- **DIRECTION**: Repeat exactly the lines beginning at the one that contains "What text is on this page?" and running to the end of the material. Omit the pictures.

===== DATA FOR THIS EXERCISE

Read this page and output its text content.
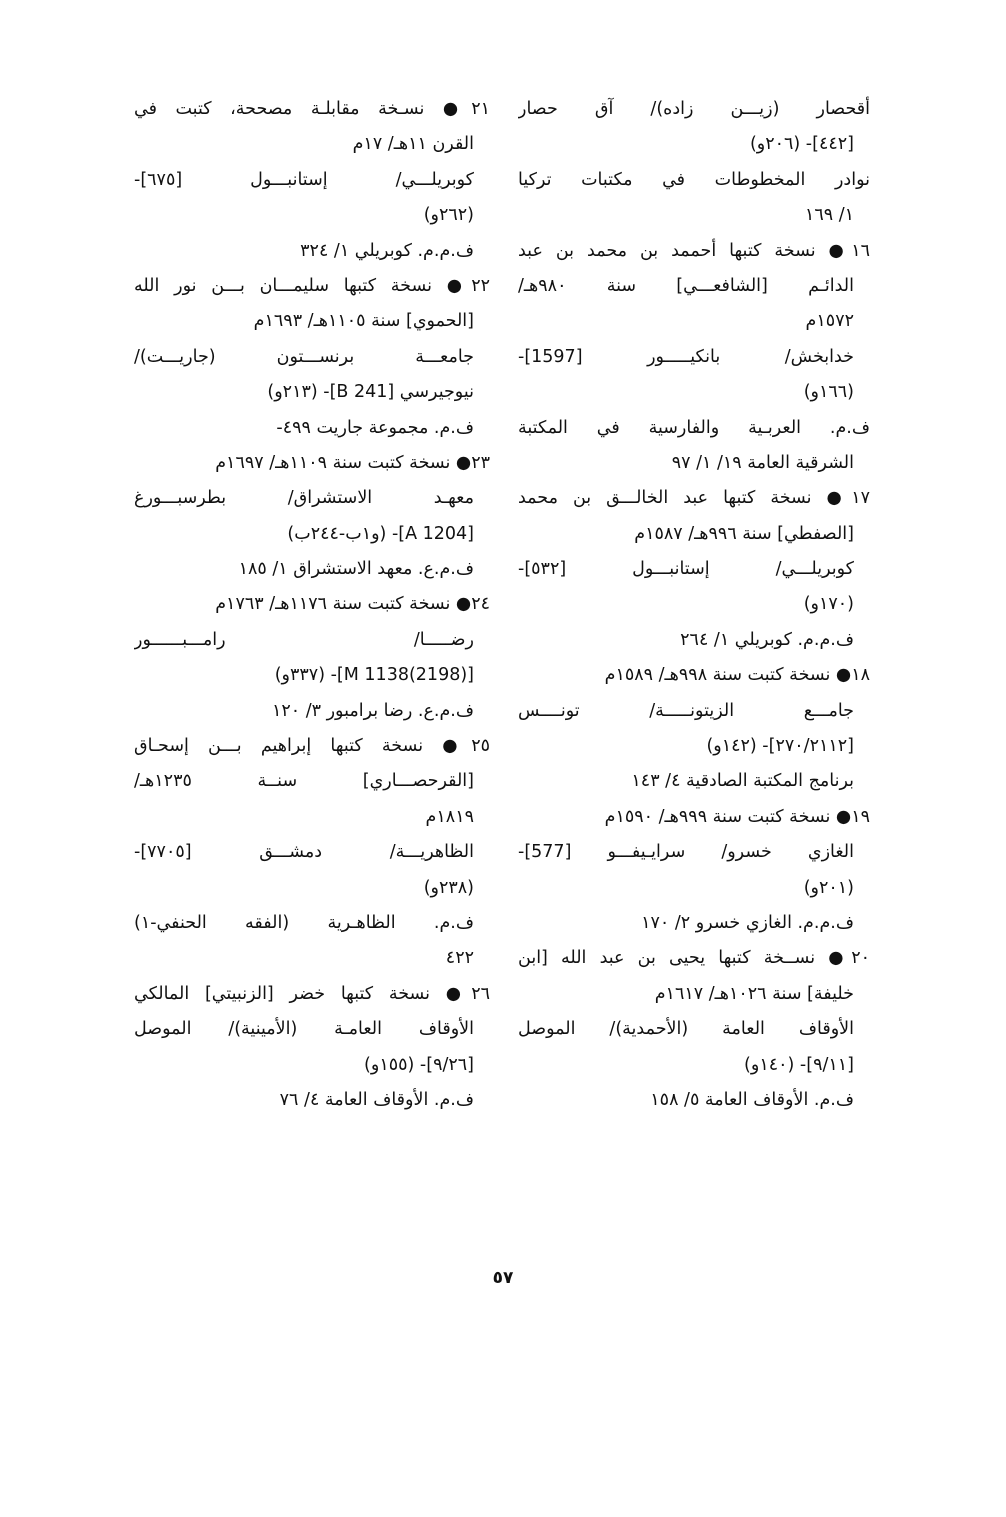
أقحصار (زيـــن زاده)/ آق حصار
[٤٤٢]- (٢٠٦و)
نوادر المخطوطات في مكتبات تركيا
١/ ١٦٩
١٦● نسخة كتبها أحممد بن محمد بن عبد
الدائـم [الشافعـــي] سنة ٩٨٠هـ/
١٥٧٢م
خدابخش/ بانكيـــــور [1597]-
(١٦٦و)
ف.م. العربـية والفارسية في المكتبة
الشرقية العامة ١٩/ ١/ ٩٧
١٧● نسخة كتبها عبد الخالـــق بن محمد
[الصفطي] سنة ٩٩٦هـ/ ١٥٨٧م
كوبريلـــي/ إستانبـــول [٥٣٢]-
(١٧٠و)
ف.م.م. كوبريلي ١/ ٢٦٤
١٨● نسخة كتبت سنة ٩٩٨هـ/ ١٥٨٩م
جامـــع الزيتونـــــة/ تونــــس
[٢٧٠/٢١١٢]- (١٤٢و)
برنامج المكتبة الصادقية ٤/ ١٤٣
١٩● نسخة كتبت سنة ٩٩٩هـ/ ١٥٩٠م
الغازي خسرو/ سرايـيفـــو [577]-
(٢٠١و)
ف.م.م. الغازي خسرو ٢/ ١٧٠
٢٠● نســخة كتبها يحيى بن عبد الله [ابن
خليفة] سنة ١٠٢٦هـ/ ١٦١٧م
الأوقاف العامة (الأحمدية)/ الموصل
[٩/١١]- (١٤٠و)
ف.م. الأوقاف العامة ٥/ ١٥٨
٢١● نسـخة مقابلـة مصححة، كتبت في
القرن ١١هـ/ ١٧م
كوبريلـــي/ إستانبـــول [٦٧٥]-
(٢٦٢و)
ف.م.م. كوبريلي ١/ ٣٢٤
٢٢● نسخة كتبها سليمـــان بـــن نور الله
[الحموي] سنة ١١٠٥هـ/ ١٦٩٣م
جامعـــة برنســـتون (جاريـــت)/
نيوجيرسي [B 241]- (٢١٣و)
ف.م. مجموعة جاريت ٤٩٩-
٢٣● نسخة كتبت سنة ١١٠٩هـ/ ١٦٩٧م
معهـد الاستشراق/ بطرسبـــورغ
[A 1204]- (و١ب-٢٤٤ب)
ف.م.ع. معهد الاستشراق ١/ ١٨٥
٢٤● نسخة كتبت سنة ١١٧٦هـ/ ١٧٦٣م
رضـــــا/ رامـــبــــــور
[(2198)1138 M]- (٣٣٧و)
ف.م.ع. رضا برامبور ٣/ ١٢٠
٢٥● نسخة كتبها إبراهيم بـــن إسحـاق
[القرحصـــاري] سنــة ١٢٣٥هـ/
١٨١٩م
الظاهريـــة/ دمشـــق [٧٧٠٥]-
(٢٣٨و)
ف.م. الظاهـرية (الفقه الحنفي-١)
٤٢٢
٢٦● نسخة كتبها خضر [الزنبيتي] المالكي
الأوقاف العامـة (الأمينية)/ الموصل
[٩/٢٦]- (١٥٥و)
ف.م. الأوقاف العامة ٤/ ٧٦
٥٧
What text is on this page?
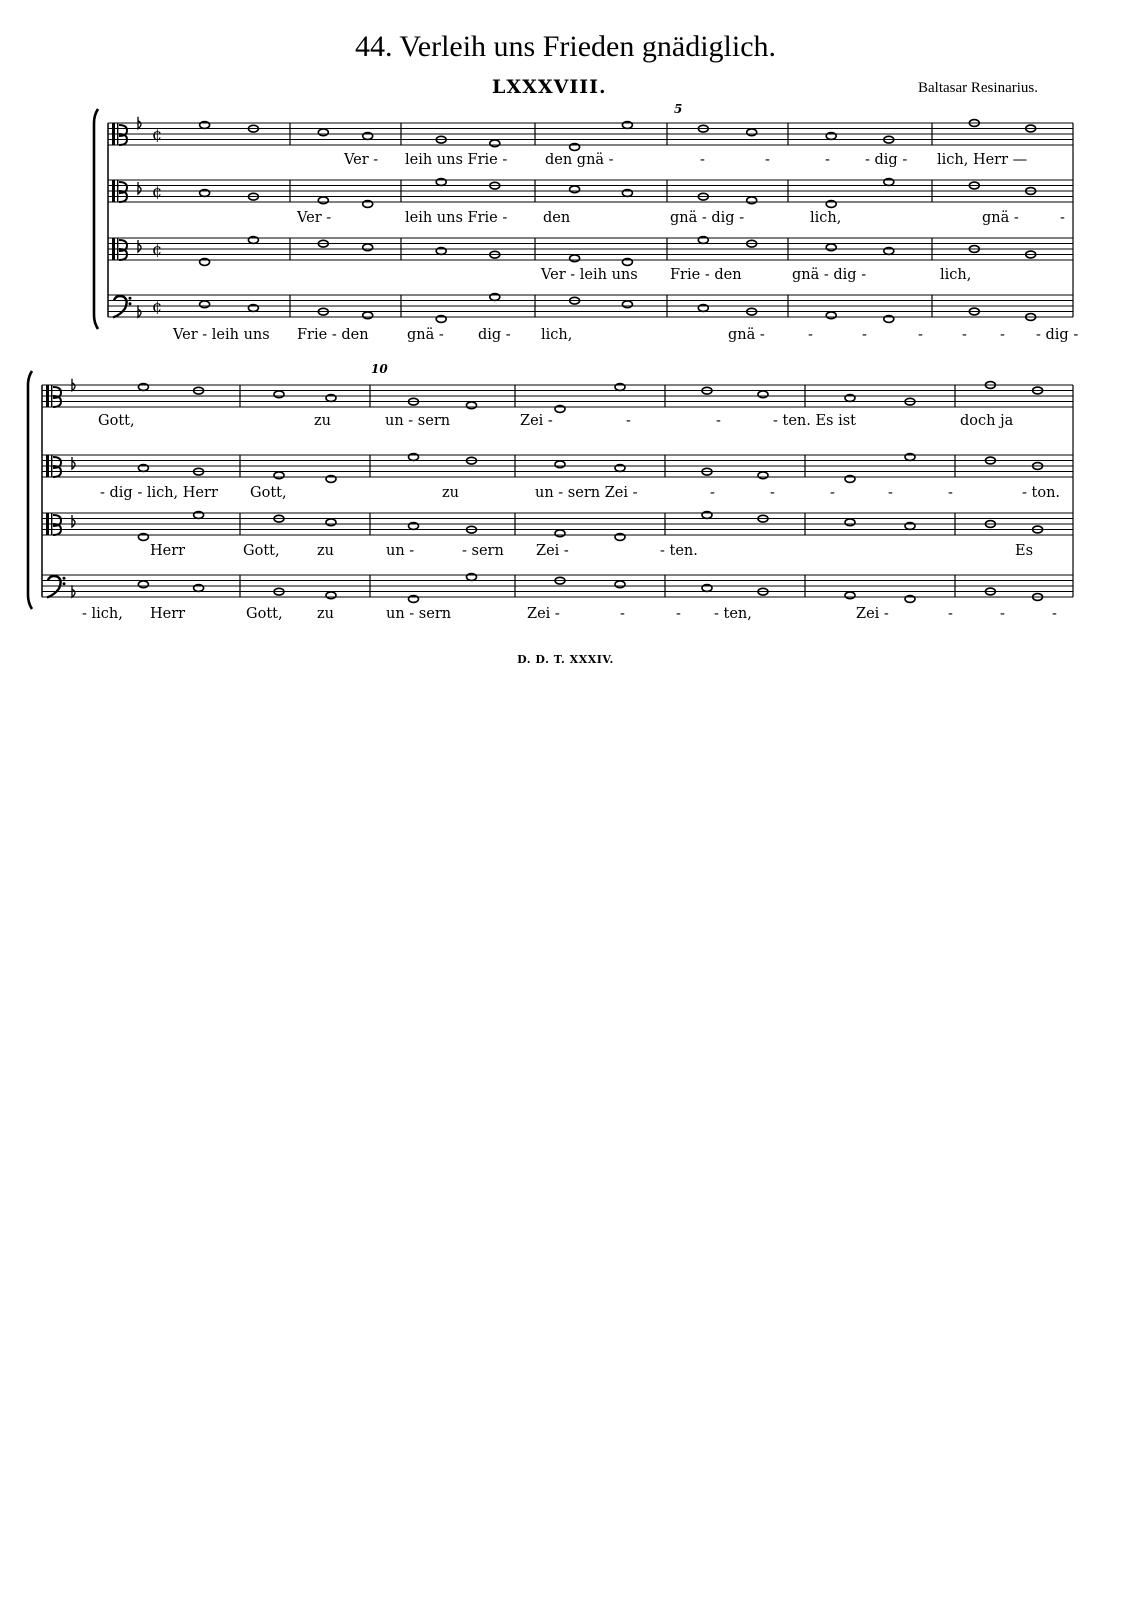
44. Verleih uns Frieden gnädiglich.
LXXXVIII.	Baltasar Resinarius.
5
10
¢
¢
¢
¢
Ver - leih uns Frie -	den gnä -	-	-	- - dig - lich, Herr —
Ver -	leih uns Frie - den	gnä - dig -	lich,	gnä -	-
Ver - leih uns Frie - den	gnä - dig -	lich,
Ver - leih uns Frie - den	gnä - dig - lich,	gnä -	-	-	-	- - - dig -
Gott,	zu	un - sern	Zei -	-	-	- ten. Es ist	doch ja
- dig - lich, Herr Gott,	zu	un - sern Zei -	-	-	-	-	-	- ton.
Herr	Gott,	zu	un -	- sern Zei -	- ten.	Es
- lich, Herr	Gott, zu	un - sern	Zei -	-	- - ten,	Zei -	-	-	-
D. D. T. XXXIV.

==========

- **FULL SOLUTION**:
What text is on this page?
44. Verleih uns Frieden gnädiglich.
LXXXVIII.	Baltasar Resinarius.
5
10
¢
¢
¢
¢
Ver - leih uns Frie -	den gnä -	-	-	- - dig - lich, Herr —
Ver -	leih uns Frie - den	gnä - dig -	lich,	gnä -	-
Ver - leih uns Frie - den	gnä - dig -	lich,
Ver - leih uns Frie - den	gnä - dig - lich,	gnä -	-	-	-	- - - dig -
Gott,	zu	un - sern	Zei -	-	-	- ten. Es ist	doch ja
- dig - lich, Herr Gott,	zu	un - sern Zei -	-	-	-	-	-	- ton.
Herr	Gott,	zu	un -	- sern Zei -	- ten.	Es
- lich, Herr	Gott, zu	un - sern	Zei -	-	- - ten,	Zei -	-	-	-
D. D. T. XXXIV.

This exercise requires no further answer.